### WHAT YOU NEED TO DO
Report how many lines contain the word "title"; answer with the number only.

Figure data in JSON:
-- BEGIN --

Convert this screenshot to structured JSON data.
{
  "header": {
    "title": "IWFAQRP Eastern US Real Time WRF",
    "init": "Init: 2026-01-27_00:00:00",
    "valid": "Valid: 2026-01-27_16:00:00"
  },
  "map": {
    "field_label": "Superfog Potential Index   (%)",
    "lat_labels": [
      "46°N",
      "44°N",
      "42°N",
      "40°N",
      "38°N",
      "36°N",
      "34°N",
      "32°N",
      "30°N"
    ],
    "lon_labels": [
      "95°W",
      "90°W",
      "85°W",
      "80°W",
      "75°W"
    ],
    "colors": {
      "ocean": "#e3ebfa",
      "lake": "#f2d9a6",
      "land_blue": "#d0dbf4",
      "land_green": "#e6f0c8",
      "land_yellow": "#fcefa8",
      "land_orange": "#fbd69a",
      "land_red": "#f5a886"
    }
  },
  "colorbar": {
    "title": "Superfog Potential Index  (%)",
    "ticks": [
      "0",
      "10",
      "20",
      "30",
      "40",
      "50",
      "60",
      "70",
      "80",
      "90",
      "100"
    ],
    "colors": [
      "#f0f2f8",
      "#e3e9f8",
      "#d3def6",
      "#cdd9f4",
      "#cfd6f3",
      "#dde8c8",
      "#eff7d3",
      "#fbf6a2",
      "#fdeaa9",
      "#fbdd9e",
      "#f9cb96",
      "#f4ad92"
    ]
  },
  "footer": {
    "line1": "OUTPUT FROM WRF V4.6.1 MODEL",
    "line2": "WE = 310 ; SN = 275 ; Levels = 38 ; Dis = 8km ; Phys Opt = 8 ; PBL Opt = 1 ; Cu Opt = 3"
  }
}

-- END --

### FINISHED TASK
2